** What to produce **
Rewrite the listing from its first line up to and including the line with "csv-download-icon: CSV [2137,185,2170,225]", replacing "csv-label" with "csv-caption" and leaving everything else unchanged.

Region boundary data:
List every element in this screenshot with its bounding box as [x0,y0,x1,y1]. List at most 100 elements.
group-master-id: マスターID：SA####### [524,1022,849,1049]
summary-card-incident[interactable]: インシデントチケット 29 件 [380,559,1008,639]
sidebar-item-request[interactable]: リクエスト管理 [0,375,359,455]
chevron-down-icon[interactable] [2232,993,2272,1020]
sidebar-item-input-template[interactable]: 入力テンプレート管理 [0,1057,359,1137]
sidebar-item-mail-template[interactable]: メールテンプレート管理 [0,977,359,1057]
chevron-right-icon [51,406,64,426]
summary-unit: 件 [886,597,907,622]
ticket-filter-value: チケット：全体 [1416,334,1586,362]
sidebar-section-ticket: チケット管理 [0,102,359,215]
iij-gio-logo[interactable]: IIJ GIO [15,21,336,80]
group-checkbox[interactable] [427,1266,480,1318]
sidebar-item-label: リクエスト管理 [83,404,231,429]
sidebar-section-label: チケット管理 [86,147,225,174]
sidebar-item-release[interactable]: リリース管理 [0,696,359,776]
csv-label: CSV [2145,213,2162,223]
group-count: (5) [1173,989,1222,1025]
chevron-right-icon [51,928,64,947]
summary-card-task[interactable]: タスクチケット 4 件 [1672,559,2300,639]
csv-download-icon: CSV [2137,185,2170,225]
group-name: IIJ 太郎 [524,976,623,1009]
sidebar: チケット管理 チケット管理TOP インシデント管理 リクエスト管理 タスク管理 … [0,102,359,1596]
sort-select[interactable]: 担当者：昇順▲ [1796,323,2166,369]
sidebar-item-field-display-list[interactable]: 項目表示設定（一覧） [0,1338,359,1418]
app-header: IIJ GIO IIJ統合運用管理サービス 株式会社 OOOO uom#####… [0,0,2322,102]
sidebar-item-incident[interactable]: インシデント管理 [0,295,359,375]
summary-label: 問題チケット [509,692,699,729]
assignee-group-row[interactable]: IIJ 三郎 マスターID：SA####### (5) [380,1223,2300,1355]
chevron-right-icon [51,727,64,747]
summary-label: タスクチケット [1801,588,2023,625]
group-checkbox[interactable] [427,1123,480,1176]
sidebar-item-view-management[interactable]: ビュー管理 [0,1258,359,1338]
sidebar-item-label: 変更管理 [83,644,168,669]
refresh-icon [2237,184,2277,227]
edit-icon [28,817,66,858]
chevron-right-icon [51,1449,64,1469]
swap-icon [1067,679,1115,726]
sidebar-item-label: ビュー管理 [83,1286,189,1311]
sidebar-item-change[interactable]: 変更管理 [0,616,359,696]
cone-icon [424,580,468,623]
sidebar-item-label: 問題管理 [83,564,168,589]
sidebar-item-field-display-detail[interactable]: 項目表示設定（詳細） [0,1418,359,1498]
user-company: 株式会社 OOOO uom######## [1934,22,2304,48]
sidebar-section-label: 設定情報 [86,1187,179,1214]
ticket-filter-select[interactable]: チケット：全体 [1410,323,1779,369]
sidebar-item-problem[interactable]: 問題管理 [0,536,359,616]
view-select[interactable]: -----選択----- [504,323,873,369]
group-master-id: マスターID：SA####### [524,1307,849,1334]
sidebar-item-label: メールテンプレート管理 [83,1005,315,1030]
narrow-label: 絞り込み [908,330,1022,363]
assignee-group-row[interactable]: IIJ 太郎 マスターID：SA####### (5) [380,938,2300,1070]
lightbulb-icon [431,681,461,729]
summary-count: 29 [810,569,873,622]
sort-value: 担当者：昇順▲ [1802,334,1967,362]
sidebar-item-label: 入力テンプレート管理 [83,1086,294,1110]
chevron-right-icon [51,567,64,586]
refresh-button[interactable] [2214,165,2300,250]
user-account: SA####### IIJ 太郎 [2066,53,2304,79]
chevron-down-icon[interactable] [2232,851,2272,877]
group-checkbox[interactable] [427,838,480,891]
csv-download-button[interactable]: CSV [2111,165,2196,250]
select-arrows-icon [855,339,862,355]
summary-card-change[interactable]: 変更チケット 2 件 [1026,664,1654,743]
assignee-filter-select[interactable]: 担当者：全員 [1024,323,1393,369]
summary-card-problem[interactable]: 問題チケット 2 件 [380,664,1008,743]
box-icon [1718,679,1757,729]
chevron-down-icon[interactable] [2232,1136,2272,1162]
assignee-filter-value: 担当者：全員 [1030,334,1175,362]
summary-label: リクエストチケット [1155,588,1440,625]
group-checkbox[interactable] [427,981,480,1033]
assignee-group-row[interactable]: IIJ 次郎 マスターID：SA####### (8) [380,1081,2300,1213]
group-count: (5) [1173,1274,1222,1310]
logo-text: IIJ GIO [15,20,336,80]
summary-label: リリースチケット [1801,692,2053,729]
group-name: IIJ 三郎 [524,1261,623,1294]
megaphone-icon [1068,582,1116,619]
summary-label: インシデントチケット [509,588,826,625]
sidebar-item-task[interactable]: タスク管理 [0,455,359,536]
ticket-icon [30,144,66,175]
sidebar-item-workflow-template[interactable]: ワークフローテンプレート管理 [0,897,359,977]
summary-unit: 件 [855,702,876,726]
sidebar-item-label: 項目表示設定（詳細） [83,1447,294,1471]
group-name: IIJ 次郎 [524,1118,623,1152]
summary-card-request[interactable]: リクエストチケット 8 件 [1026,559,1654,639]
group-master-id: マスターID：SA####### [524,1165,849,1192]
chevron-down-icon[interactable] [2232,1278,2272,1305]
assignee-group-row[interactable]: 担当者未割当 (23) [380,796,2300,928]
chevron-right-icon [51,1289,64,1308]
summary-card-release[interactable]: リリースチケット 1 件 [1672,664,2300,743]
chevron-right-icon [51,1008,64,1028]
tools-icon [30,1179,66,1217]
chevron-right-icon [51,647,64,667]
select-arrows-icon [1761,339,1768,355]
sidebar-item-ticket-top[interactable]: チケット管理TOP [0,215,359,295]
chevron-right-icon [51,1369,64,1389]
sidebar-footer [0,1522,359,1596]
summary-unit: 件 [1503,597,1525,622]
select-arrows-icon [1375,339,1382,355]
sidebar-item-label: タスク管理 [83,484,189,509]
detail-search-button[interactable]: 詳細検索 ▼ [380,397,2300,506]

** Final result **
List every element in this screenshot with its bounding box as [x0,y0,x1,y1]. List at most 100 elements.
group-master-id: マスターID：SA####### [524,1022,849,1049]
summary-card-incident[interactable]: インシデントチケット 29 件 [380,559,1008,639]
sidebar-item-request[interactable]: リクエスト管理 [0,375,359,455]
chevron-down-icon[interactable] [2232,993,2272,1020]
sidebar-item-input-template[interactable]: 入力テンプレート管理 [0,1057,359,1137]
sidebar-item-mail-template[interactable]: メールテンプレート管理 [0,977,359,1057]
chevron-right-icon [51,406,64,426]
summary-unit: 件 [886,597,907,622]
ticket-filter-value: チケット：全体 [1416,334,1586,362]
sidebar-section-ticket: チケット管理 [0,102,359,215]
iij-gio-logo[interactable]: IIJ GIO [15,21,336,80]
group-checkbox[interactable] [427,1266,480,1318]
sidebar-item-label: リクエスト管理 [83,404,231,429]
sidebar-section-label: チケット管理 [86,147,225,174]
sidebar-item-release[interactable]: リリース管理 [0,696,359,776]
csv-caption: CSV [2145,213,2162,223]
group-count: (5) [1173,989,1222,1025]
chevron-right-icon [51,928,64,947]
summary-card-task[interactable]: タスクチケット 4 件 [1672,559,2300,639]
csv-download-icon: CSV [2137,185,2170,225]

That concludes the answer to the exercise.